[Raw records]
————————

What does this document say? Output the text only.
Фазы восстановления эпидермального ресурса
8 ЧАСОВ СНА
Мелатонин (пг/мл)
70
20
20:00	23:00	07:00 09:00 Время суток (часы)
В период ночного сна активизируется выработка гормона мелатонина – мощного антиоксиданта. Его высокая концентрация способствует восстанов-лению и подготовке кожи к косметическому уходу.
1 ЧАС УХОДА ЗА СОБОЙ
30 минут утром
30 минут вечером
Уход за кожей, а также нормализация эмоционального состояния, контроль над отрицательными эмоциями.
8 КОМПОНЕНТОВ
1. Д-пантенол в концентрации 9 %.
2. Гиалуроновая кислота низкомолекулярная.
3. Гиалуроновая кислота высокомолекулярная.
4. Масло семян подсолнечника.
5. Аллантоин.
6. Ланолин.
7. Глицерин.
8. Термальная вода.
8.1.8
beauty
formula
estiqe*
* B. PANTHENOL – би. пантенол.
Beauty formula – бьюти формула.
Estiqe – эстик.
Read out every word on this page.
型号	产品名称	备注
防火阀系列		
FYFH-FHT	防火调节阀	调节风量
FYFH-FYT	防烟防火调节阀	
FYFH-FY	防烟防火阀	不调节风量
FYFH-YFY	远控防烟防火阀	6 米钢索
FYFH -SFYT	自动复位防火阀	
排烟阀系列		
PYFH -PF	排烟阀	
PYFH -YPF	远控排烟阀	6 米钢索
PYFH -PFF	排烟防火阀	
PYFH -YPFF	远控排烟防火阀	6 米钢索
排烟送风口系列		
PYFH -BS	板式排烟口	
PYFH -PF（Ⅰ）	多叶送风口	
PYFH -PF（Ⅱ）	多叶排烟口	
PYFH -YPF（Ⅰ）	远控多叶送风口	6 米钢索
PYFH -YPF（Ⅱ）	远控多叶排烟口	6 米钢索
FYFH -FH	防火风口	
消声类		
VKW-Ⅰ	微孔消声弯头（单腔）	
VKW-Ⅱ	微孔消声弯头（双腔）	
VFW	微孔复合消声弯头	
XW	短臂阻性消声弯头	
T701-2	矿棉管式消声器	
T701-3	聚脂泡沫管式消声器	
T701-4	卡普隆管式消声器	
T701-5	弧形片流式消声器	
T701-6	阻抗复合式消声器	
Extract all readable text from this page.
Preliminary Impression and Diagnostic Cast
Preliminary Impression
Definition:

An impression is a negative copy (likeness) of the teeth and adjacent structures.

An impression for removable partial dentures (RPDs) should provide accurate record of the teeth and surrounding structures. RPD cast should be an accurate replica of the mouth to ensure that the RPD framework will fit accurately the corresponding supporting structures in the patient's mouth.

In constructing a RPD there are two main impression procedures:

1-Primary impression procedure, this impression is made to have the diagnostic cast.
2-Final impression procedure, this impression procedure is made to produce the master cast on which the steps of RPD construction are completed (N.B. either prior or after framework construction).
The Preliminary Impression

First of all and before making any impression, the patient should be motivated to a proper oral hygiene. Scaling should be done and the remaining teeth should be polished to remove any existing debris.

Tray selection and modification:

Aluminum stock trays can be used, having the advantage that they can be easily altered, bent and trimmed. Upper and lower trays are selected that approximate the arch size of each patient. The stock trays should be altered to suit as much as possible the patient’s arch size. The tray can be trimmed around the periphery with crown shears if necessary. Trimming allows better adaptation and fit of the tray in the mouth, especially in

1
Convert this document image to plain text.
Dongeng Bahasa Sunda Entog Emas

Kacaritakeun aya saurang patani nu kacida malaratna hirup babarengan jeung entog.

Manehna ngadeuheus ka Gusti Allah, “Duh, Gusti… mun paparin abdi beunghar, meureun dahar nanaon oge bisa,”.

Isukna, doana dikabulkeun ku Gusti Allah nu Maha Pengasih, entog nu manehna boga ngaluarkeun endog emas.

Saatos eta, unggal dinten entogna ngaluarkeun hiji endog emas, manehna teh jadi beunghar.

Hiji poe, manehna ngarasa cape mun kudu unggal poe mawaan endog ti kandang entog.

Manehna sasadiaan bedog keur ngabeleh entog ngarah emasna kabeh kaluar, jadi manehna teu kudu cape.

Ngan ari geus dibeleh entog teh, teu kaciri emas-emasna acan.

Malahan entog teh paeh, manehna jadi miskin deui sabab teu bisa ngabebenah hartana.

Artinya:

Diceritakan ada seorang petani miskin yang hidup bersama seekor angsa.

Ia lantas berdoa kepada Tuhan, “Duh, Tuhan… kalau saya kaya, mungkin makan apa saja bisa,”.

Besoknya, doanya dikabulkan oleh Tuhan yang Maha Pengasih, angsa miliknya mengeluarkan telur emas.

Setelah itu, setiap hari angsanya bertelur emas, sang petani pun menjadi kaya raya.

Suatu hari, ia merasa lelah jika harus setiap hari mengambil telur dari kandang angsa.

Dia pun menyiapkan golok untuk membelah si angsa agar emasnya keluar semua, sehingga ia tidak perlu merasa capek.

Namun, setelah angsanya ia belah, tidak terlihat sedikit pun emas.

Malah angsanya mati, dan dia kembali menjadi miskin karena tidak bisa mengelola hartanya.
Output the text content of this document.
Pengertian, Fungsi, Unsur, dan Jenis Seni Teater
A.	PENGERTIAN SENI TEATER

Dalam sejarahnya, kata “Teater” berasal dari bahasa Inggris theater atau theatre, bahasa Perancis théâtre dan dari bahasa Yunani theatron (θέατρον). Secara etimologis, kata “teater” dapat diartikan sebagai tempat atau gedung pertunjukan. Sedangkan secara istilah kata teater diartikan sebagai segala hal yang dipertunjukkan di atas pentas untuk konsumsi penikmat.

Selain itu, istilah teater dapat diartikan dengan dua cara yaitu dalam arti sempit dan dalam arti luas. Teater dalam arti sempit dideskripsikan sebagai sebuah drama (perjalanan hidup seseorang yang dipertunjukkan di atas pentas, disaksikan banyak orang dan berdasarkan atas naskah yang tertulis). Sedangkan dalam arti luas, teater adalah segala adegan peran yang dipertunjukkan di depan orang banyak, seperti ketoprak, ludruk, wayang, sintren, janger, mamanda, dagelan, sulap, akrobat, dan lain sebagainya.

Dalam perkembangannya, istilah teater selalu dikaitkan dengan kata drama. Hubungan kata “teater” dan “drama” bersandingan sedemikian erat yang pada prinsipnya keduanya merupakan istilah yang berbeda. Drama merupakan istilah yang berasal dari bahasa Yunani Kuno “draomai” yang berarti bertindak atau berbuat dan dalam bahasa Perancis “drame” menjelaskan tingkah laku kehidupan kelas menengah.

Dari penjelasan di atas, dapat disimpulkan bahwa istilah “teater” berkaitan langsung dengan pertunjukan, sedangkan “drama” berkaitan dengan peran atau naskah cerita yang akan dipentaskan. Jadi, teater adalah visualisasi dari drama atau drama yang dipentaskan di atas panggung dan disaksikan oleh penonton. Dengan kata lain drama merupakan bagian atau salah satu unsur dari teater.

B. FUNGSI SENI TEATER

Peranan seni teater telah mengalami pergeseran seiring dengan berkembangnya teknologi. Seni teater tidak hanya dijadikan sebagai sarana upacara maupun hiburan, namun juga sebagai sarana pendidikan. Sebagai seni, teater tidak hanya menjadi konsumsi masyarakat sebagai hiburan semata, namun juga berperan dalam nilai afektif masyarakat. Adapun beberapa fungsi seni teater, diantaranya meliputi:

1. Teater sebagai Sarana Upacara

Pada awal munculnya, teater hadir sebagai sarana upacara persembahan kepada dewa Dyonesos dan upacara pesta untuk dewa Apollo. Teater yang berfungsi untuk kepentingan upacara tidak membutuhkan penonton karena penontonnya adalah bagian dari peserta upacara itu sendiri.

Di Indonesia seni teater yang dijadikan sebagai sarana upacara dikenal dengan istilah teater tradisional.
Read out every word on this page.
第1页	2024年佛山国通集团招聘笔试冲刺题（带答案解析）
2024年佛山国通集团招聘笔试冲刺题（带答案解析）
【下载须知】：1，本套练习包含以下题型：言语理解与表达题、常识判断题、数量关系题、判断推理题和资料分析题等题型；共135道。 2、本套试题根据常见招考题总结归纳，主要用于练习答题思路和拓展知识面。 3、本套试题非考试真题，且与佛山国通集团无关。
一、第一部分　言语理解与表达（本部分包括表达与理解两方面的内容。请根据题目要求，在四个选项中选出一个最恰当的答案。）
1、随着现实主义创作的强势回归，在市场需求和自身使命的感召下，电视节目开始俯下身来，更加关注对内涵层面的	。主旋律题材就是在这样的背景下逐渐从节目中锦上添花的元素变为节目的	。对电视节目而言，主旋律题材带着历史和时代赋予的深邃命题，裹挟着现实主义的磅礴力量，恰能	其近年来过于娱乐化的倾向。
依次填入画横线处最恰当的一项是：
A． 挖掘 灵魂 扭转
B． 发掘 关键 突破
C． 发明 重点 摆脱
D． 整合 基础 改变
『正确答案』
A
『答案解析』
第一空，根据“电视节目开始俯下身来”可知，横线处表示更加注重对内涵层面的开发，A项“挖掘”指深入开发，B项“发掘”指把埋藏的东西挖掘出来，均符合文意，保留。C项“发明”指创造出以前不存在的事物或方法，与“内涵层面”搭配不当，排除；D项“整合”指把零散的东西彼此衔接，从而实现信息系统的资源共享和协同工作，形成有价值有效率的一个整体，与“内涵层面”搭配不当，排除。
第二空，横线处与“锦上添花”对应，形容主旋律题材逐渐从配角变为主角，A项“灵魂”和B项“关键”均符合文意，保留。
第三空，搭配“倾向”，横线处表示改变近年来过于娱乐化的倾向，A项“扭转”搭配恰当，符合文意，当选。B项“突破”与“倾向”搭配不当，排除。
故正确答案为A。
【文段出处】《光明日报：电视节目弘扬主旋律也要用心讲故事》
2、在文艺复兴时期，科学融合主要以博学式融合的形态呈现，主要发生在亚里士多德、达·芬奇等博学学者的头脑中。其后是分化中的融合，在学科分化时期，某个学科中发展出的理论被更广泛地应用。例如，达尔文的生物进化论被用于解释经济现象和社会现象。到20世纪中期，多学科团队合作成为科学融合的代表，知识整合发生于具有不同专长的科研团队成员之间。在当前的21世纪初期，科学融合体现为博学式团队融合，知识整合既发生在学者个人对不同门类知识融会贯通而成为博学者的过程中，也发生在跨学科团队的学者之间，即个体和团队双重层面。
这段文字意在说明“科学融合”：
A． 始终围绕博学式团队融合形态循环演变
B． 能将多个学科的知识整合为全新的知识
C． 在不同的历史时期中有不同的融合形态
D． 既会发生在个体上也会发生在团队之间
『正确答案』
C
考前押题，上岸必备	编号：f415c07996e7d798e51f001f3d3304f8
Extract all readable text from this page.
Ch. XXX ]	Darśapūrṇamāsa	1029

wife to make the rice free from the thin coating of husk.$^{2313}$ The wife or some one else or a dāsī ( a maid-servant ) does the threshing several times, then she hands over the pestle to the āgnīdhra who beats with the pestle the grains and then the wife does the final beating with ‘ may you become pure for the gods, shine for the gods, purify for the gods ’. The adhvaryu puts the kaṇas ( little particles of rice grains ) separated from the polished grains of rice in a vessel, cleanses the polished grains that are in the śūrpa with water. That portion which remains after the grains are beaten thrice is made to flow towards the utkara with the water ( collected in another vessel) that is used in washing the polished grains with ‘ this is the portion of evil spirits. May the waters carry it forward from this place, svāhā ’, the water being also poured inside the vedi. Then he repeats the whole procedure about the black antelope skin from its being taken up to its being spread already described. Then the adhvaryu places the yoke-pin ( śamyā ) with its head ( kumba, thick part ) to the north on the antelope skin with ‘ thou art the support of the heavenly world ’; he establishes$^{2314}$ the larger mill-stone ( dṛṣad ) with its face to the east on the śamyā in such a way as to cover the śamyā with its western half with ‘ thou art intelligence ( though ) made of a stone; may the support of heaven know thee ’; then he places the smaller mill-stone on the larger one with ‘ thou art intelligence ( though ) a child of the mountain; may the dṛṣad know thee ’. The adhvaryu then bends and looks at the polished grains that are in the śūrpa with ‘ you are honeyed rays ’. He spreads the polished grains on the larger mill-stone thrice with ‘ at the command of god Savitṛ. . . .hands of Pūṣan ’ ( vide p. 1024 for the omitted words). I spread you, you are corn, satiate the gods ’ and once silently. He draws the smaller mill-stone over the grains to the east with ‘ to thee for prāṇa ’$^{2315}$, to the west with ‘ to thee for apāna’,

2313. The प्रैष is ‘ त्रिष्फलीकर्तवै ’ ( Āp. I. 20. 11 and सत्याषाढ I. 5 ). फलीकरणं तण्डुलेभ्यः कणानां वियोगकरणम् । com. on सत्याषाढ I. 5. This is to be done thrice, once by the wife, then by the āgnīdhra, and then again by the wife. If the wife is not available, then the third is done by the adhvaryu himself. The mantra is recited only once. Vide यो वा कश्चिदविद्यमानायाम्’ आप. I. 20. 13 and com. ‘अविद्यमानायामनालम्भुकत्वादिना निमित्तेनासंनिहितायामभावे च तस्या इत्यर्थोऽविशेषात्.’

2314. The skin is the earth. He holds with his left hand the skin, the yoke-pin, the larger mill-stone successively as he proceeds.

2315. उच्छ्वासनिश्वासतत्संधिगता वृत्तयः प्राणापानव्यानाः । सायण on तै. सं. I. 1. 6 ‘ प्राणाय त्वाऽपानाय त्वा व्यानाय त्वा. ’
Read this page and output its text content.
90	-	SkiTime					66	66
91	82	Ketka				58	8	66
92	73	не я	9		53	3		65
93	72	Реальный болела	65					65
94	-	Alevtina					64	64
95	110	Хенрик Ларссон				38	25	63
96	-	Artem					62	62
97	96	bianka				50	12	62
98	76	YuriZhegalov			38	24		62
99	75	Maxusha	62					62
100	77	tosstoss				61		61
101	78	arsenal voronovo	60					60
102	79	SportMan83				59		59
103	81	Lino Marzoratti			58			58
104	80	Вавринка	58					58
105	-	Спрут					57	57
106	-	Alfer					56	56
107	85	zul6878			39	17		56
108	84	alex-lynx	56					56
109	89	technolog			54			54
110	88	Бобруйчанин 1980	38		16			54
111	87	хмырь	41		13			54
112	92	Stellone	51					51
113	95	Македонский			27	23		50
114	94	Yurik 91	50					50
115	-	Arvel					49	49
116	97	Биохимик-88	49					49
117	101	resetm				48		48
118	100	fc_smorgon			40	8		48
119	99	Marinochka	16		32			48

————————

Check all the records above and select each line where the string "kaya" is found.

Ia lantas berdoa kepada Tuhan, “Duh, Tuhan… kalau saya kaya, mungkin makan apa saja bisa,”.
Setelah itu, setiap hari angsanya bertelur emas, sang petani pun menjadi kaya raya.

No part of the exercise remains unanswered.